**GIVEN REQUEST**
Look through the records below and collect all lines that hold the string "RBOB".

^^^^^^^^^^^^^^^^

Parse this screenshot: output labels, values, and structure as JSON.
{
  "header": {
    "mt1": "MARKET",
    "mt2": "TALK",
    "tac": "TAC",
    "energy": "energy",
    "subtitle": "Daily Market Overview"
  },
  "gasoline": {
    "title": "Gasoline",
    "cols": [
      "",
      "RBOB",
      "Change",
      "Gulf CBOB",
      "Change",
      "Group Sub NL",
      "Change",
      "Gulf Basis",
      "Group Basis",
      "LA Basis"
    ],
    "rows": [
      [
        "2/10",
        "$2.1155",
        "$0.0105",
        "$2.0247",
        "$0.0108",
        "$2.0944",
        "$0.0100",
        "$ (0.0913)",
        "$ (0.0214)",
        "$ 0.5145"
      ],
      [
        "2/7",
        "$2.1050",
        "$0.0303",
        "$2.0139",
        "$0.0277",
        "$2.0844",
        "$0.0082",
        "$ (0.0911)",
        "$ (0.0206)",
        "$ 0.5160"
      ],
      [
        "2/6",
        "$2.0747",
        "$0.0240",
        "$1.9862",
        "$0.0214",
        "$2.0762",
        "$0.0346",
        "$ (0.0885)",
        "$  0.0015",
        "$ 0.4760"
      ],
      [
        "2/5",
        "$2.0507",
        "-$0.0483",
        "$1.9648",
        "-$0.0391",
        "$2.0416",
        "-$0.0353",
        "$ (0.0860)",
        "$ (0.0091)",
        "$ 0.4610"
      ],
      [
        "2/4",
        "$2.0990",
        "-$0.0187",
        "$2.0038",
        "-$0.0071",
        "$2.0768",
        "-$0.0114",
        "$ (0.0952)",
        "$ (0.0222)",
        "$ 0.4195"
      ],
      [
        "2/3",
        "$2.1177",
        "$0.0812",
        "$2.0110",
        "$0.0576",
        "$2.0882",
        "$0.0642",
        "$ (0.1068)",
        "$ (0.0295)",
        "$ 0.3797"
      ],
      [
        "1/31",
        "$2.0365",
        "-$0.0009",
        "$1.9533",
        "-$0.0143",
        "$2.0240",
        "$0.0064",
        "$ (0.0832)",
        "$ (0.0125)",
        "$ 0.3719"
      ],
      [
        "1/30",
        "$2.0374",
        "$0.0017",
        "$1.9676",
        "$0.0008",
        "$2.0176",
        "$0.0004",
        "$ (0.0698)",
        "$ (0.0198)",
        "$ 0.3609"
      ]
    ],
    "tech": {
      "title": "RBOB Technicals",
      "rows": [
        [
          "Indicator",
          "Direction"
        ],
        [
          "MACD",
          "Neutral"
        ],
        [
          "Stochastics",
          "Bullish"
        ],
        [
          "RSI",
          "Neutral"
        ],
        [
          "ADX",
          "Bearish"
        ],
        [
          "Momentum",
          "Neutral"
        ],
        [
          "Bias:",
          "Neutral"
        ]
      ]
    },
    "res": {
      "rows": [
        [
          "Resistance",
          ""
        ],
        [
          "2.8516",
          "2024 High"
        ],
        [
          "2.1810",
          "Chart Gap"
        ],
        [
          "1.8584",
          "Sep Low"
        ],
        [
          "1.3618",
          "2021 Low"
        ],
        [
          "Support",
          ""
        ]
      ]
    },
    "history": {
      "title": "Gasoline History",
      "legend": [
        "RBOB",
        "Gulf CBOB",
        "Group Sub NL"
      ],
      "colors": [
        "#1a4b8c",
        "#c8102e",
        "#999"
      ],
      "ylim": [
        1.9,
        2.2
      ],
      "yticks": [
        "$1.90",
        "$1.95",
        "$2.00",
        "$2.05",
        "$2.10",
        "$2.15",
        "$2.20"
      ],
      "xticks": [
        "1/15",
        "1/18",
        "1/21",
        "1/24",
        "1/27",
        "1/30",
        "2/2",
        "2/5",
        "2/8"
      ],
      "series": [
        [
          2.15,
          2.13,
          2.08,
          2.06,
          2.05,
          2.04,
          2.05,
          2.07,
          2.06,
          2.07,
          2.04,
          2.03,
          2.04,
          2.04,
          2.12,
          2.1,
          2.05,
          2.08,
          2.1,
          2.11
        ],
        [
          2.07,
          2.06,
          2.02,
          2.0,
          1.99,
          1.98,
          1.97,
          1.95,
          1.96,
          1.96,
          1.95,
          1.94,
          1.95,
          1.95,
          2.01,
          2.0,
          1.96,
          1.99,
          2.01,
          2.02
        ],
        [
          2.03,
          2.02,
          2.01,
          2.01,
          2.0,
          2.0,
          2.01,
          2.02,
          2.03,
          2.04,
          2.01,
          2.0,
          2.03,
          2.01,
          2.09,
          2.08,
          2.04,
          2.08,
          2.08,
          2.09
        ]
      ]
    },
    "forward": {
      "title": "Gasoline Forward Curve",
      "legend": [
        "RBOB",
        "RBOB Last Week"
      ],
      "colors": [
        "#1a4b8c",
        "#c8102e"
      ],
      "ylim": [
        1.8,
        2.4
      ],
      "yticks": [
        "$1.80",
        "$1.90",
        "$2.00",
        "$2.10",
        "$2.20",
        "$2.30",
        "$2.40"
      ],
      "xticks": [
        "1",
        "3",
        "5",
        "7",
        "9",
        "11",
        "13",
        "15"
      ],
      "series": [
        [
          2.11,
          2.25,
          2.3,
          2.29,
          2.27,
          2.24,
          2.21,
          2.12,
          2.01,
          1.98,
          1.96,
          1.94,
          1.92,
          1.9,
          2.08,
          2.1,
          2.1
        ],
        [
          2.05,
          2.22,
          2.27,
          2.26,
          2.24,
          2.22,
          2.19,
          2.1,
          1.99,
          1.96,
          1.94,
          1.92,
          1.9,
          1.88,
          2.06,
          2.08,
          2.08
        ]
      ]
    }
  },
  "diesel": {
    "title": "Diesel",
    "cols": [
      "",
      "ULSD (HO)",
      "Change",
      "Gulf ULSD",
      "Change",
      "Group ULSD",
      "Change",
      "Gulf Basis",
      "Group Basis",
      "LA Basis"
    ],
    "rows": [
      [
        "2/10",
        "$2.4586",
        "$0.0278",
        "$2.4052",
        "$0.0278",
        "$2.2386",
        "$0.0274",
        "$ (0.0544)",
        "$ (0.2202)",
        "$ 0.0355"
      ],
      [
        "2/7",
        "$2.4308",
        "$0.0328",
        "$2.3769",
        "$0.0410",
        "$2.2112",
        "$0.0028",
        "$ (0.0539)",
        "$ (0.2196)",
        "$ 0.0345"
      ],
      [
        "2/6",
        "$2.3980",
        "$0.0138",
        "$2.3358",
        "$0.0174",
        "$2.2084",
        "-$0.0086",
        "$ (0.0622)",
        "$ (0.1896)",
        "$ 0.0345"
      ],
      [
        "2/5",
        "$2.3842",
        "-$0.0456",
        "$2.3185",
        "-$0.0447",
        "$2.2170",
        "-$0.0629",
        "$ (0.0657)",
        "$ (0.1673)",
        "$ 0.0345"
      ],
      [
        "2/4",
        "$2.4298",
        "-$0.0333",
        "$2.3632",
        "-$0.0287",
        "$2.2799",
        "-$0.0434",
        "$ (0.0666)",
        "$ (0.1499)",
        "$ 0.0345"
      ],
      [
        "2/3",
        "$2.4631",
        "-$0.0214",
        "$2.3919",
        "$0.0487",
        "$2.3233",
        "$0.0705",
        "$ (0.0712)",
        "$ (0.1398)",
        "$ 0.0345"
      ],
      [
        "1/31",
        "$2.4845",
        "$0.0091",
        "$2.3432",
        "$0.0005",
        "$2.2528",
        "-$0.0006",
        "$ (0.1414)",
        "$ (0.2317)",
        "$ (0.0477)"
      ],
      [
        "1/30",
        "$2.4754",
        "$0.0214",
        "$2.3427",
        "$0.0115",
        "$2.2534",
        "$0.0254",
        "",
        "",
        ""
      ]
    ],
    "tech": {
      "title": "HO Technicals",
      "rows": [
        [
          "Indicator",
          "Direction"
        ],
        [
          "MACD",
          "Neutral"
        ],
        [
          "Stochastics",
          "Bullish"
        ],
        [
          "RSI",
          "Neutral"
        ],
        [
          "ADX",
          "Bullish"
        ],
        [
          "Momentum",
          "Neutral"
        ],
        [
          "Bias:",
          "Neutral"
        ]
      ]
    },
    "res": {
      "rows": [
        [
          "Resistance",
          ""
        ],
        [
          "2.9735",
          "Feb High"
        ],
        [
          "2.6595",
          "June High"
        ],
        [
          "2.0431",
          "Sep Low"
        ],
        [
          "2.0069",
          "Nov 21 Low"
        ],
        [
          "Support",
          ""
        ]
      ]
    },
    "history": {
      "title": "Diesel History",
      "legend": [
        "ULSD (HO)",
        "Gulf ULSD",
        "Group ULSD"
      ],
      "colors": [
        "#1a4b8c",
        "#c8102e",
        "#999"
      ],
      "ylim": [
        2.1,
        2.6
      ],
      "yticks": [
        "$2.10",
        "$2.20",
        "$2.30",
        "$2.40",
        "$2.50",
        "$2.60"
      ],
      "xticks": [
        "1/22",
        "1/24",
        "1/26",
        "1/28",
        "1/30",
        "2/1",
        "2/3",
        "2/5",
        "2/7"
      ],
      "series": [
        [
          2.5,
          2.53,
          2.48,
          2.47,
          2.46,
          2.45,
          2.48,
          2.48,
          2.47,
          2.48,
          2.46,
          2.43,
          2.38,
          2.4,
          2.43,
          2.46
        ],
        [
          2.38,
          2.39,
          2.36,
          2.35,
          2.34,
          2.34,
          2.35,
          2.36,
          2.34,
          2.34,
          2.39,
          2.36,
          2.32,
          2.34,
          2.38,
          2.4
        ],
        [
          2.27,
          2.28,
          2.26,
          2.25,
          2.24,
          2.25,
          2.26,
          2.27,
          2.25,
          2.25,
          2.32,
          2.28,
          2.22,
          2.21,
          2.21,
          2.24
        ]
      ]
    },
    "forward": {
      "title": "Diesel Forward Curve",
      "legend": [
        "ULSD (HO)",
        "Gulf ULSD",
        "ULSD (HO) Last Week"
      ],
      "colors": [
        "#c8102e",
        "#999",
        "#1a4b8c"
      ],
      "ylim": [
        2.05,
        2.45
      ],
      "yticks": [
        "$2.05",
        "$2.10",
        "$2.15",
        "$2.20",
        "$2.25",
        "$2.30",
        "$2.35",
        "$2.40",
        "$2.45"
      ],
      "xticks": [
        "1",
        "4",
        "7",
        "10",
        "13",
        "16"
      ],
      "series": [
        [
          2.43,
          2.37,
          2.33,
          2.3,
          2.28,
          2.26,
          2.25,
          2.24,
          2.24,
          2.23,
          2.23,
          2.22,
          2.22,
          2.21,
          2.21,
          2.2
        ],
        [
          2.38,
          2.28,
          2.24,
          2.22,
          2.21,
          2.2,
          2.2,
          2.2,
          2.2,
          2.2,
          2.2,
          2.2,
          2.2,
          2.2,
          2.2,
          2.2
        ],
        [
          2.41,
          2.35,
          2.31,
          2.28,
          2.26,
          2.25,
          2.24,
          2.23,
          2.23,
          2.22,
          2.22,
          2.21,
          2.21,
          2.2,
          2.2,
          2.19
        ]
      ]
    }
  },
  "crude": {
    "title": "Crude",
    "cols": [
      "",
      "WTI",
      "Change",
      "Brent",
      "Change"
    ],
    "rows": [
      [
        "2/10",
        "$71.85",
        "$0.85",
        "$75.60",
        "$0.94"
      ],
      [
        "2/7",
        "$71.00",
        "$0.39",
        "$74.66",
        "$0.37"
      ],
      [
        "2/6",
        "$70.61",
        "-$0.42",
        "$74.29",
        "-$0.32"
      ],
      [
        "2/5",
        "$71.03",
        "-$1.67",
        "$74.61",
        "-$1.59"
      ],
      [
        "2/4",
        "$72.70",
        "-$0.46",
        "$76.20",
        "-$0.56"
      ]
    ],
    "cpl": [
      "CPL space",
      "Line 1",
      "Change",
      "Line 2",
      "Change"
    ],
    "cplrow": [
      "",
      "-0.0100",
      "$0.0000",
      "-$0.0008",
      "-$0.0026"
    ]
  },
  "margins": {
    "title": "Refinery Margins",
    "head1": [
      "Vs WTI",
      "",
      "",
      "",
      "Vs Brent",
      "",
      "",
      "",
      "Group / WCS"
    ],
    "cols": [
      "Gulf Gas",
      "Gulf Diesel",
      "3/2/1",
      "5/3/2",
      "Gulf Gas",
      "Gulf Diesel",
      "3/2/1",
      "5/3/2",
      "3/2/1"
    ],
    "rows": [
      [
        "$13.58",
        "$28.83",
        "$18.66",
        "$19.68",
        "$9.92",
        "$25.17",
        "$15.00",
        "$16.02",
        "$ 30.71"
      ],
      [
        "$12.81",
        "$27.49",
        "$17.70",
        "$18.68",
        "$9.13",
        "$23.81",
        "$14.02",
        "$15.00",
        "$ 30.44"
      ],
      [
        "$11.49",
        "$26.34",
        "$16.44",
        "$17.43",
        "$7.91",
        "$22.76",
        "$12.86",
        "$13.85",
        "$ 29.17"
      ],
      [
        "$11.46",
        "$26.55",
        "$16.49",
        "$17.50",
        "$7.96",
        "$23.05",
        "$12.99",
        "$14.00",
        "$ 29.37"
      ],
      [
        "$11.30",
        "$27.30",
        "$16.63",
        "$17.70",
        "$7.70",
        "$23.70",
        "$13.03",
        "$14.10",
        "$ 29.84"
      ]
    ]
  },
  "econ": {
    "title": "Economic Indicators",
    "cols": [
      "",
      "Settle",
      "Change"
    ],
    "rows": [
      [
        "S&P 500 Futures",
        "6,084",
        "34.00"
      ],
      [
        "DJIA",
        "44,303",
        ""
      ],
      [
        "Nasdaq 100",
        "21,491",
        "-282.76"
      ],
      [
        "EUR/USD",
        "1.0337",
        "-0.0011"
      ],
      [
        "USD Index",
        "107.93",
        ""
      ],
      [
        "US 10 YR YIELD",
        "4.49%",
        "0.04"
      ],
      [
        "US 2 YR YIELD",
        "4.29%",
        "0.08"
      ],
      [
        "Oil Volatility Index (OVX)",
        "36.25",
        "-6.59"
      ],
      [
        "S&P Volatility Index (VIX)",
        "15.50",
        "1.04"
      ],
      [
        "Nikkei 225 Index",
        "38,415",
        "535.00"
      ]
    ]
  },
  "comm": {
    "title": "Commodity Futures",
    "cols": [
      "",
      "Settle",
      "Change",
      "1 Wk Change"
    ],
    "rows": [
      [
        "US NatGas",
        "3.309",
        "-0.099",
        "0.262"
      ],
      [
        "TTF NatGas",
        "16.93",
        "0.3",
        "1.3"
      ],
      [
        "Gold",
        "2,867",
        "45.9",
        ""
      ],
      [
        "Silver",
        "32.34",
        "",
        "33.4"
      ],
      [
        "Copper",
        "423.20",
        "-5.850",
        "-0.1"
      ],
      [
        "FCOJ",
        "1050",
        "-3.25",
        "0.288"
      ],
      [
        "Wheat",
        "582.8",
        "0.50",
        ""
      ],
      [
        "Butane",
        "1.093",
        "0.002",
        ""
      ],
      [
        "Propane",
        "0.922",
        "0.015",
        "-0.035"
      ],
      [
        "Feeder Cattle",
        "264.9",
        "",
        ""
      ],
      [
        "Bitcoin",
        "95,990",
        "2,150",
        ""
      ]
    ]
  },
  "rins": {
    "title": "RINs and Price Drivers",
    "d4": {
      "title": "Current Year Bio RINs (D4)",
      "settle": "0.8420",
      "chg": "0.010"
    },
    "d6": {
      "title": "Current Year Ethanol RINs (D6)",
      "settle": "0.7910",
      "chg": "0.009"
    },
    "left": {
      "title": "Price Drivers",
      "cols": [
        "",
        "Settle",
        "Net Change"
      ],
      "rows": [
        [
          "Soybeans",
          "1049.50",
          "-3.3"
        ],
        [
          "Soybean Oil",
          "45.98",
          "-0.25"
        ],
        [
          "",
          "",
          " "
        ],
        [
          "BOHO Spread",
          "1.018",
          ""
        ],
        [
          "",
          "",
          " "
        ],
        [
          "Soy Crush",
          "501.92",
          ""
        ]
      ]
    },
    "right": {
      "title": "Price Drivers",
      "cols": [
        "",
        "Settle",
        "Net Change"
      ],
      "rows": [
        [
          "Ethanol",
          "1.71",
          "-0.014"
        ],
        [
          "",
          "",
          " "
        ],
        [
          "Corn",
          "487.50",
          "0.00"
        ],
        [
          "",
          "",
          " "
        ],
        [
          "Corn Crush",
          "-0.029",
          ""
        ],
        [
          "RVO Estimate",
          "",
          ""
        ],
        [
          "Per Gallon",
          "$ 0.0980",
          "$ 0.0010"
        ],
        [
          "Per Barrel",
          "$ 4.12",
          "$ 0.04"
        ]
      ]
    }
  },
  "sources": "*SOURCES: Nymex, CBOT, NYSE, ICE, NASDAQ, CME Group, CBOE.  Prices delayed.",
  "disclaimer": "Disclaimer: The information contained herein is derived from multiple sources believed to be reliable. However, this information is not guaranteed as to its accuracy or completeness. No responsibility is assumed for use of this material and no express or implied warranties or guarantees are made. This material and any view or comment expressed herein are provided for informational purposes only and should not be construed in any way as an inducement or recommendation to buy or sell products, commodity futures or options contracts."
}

^^^^^^^^^^^^^^^^

**SOLVED PROBLEM**
      "RBOB",
      "title": "RBOB Technicals",
        "RBOB",
        "RBOB",
        "RBOB Last Week"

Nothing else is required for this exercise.